Exercise requirements — Switch "screenshot" to "screen capture" and write out the items below again, leaving everything else as it stands. Omit the pictures.

Data supplied —

****************************************

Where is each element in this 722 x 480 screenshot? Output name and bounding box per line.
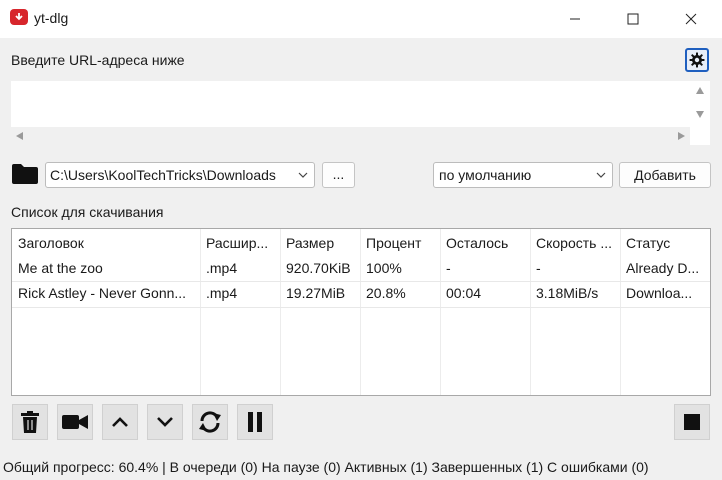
add-button[interactable]: Добавить: [619, 162, 711, 188]
table-row[interactable]: Rick Astley - Never Gonn... .mp4 19.27Mi…: [12, 281, 710, 308]
settings-button[interactable]: [685, 48, 709, 72]
maximize-button[interactable]: [610, 0, 656, 38]
scroll-right-icon[interactable]: [678, 132, 685, 140]
chevron-down-icon: [298, 172, 308, 178]
scroll-up-icon[interactable]: [696, 87, 704, 94]
status-text: Общий прогресс: 60.4% | В очереди (0) На…: [3, 459, 649, 475]
gear-icon: [689, 52, 705, 68]
pause-icon: [248, 412, 262, 432]
cell-status: Downloa...: [626, 285, 693, 301]
url-input[interactable]: [11, 81, 710, 145]
column-header-extension[interactable]: Расшир...: [206, 235, 268, 251]
cell-extension: .mp4: [206, 260, 238, 276]
cell-speed: -: [536, 260, 541, 276]
cell-status: Already D...: [626, 260, 700, 276]
column-header-size[interactable]: Размер: [286, 235, 334, 251]
format-value: по умолчанию: [439, 167, 532, 183]
cell-percent: 20.8%: [366, 285, 406, 301]
stop-icon: [684, 414, 700, 430]
column-divider[interactable]: [530, 229, 531, 395]
column-divider[interactable]: [440, 229, 441, 395]
cell-remaining: -: [446, 260, 451, 276]
column-header-title[interactable]: Заголовок: [18, 235, 84, 251]
column-header-remaining[interactable]: Осталось: [446, 235, 508, 251]
reload-button[interactable]: [192, 404, 228, 440]
column-divider[interactable]: [620, 229, 621, 395]
arrow-down-icon: [157, 417, 173, 427]
delete-button[interactable]: [12, 404, 48, 440]
download-list[interactable]: Заголовок Расшир... Размер Процент Остал…: [11, 228, 711, 396]
cell-speed: 3.18MiB/s: [536, 285, 599, 301]
arrow-up-icon: [112, 417, 128, 427]
scroll-left-icon[interactable]: [16, 132, 23, 140]
url-label: Введите URL-адреса ниже: [11, 52, 185, 68]
app-logo-icon: [10, 9, 28, 25]
window-title: yt-dlg: [34, 10, 69, 26]
cell-extension: .mp4: [206, 285, 238, 301]
cell-size: 19.27MiB: [286, 285, 346, 301]
download-path-select[interactable]: C:\Users\KoolTechTricks\Downloads: [45, 162, 315, 188]
vertical-scrollbar[interactable]: [690, 81, 710, 127]
column-divider[interactable]: [360, 229, 361, 395]
close-button[interactable]: [668, 0, 714, 38]
scroll-down-icon[interactable]: [696, 111, 704, 118]
column-header-status[interactable]: Статус: [626, 235, 670, 251]
column-header-speed[interactable]: Скорость ...: [536, 235, 612, 251]
open-folder-button[interactable]: [11, 163, 41, 187]
table-row[interactable]: Me at the zoo .mp4 920.70KiB 100% - - Al…: [12, 257, 710, 282]
cell-percent: 100%: [366, 260, 402, 276]
column-divider[interactable]: [200, 229, 201, 395]
stop-button[interactable]: [674, 404, 710, 440]
column-header-percent[interactable]: Процент: [366, 235, 421, 251]
format-select[interactable]: по умолчанию: [433, 162, 613, 188]
minimize-button[interactable]: [552, 0, 598, 38]
reload-icon: [199, 411, 221, 433]
cell-size: 920.70KiB: [286, 260, 351, 276]
move-up-button[interactable]: [102, 404, 138, 440]
title-bar: yt-dlg: [0, 0, 722, 38]
cell-title: Me at the zoo: [18, 260, 103, 276]
horizontal-scrollbar[interactable]: [11, 127, 690, 145]
download-list-label: Список для скачивания: [11, 204, 164, 220]
move-down-button[interactable]: [147, 404, 183, 440]
chevron-down-icon: [596, 172, 606, 178]
play-video-button[interactable]: [57, 404, 93, 440]
pause-button[interactable]: [237, 404, 273, 440]
column-divider[interactable]: [280, 229, 281, 395]
cell-title: Rick Astley - Never Gonn...: [18, 285, 187, 301]
trash-icon: [21, 411, 39, 433]
folder-icon: [12, 164, 38, 184]
cell-remaining: 00:04: [446, 285, 482, 301]
status-bar: Общий прогресс: 60.4% | В очереди (0) На…: [0, 456, 722, 480]
download-path-value: C:\Users\KoolTechTricks\Downloads: [50, 167, 276, 183]
browse-button[interactable]: ...: [322, 162, 355, 188]
video-camera-icon: [62, 415, 88, 429]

****************************************

Complete answer —
Where is each element in this 722 x 480 screen capture? Output name and bounding box per line.
add-button[interactable]: Добавить: [619, 162, 711, 188]
table-row[interactable]: Rick Astley - Never Gonn... .mp4 19.27Mi…: [12, 281, 710, 308]
settings-button[interactable]: [685, 48, 709, 72]
maximize-button[interactable]: [610, 0, 656, 38]
scroll-right-icon[interactable]: [678, 132, 685, 140]
chevron-down-icon: [298, 172, 308, 178]
scroll-up-icon[interactable]: [696, 87, 704, 94]
status-text: Общий прогресс: 60.4% | В очереди (0) На…: [3, 459, 649, 475]
gear-icon: [689, 52, 705, 68]
pause-icon: [248, 412, 262, 432]
cell-status: Downloa...: [626, 285, 693, 301]
url-input[interactable]: [11, 81, 710, 145]
column-header-extension[interactable]: Расшир...: [206, 235, 268, 251]
cell-extension: .mp4: [206, 260, 238, 276]
cell-speed: -: [536, 260, 541, 276]
cell-status: Already D...: [626, 260, 700, 276]
column-header-size[interactable]: Размер: [286, 235, 334, 251]
format-value: по умолчанию: [439, 167, 532, 183]
cell-percent: 20.8%: [366, 285, 406, 301]
stop-icon: [684, 414, 700, 430]
column-divider[interactable]: [530, 229, 531, 395]
column-divider[interactable]: [440, 229, 441, 395]
cell-remaining: -: [446, 260, 451, 276]
column-header-title[interactable]: Заголовок: [18, 235, 84, 251]
column-header-remaining[interactable]: Осталось: [446, 235, 508, 251]
reload-button[interactable]: [192, 404, 228, 440]
column-divider[interactable]: [620, 229, 621, 395]
arrow-down-icon: [157, 417, 173, 427]
delete-button[interactable]: [12, 404, 48, 440]
download-list[interactable]: Заголовок Расшир... Размер Процент Остал…: [11, 228, 711, 396]
cell-speed: 3.18MiB/s: [536, 285, 599, 301]
arrow-up-icon: [112, 417, 128, 427]
scroll-left-icon[interactable]: [16, 132, 23, 140]
url-label: Введите URL-адреса ниже: [11, 52, 185, 68]
app-logo-icon: [10, 9, 28, 25]
window-title: yt-dlg: [34, 10, 69, 26]
cell-extension: .mp4: [206, 285, 238, 301]
cell-size: 19.27MiB: [286, 285, 346, 301]
download-path-select[interactable]: C:\Users\KoolTechTricks\Downloads: [45, 162, 315, 188]
vertical-scrollbar[interactable]: [690, 81, 710, 127]
column-divider[interactable]: [360, 229, 361, 395]
close-button[interactable]: [668, 0, 714, 38]
scroll-down-icon[interactable]: [696, 111, 704, 118]
column-header-status[interactable]: Статус: [626, 235, 670, 251]
column-header-speed[interactable]: Скорость ...: [536, 235, 612, 251]
open-folder-button[interactable]: [11, 163, 41, 187]
table-row[interactable]: Me at the zoo .mp4 920.70KiB 100% - - Al…: [12, 257, 710, 282]
cell-percent: 100%: [366, 260, 402, 276]
column-divider[interactable]: [200, 229, 201, 395]
stop-button[interactable]: [674, 404, 710, 440]
column-header-percent[interactable]: Процент: [366, 235, 421, 251]
format-select[interactable]: по умолчанию: [433, 162, 613, 188]
minimize-button[interactable]: [552, 0, 598, 38]
reload-icon: [199, 411, 221, 433]
cell-size: 920.70KiB: [286, 260, 351, 276]
move-up-button[interactable]: [102, 404, 138, 440]
title-bar: yt-dlg: [0, 0, 722, 38]
cell-title: Me at the zoo: [18, 260, 103, 276]
horizontal-scrollbar[interactable]: [11, 127, 690, 145]
download-list-label: Список для скачивания: [11, 204, 164, 220]
move-down-button[interactable]: [147, 404, 183, 440]
chevron-down-icon: [596, 172, 606, 178]
play-video-button[interactable]: [57, 404, 93, 440]
pause-button[interactable]: [237, 404, 273, 440]
column-divider[interactable]: [280, 229, 281, 395]
cell-title: Rick Astley - Never Gonn...: [18, 285, 187, 301]
trash-icon: [21, 411, 39, 433]
folder-icon: [12, 164, 38, 184]
cell-remaining: 00:04: [446, 285, 482, 301]
status-bar: Общий прогресс: 60.4% | В очереди (0) На…: [0, 456, 722, 480]
download-path-value: C:\Users\KoolTechTricks\Downloads: [50, 167, 276, 183]
browse-button[interactable]: ...: [322, 162, 355, 188]
video-camera-icon: [62, 415, 88, 429]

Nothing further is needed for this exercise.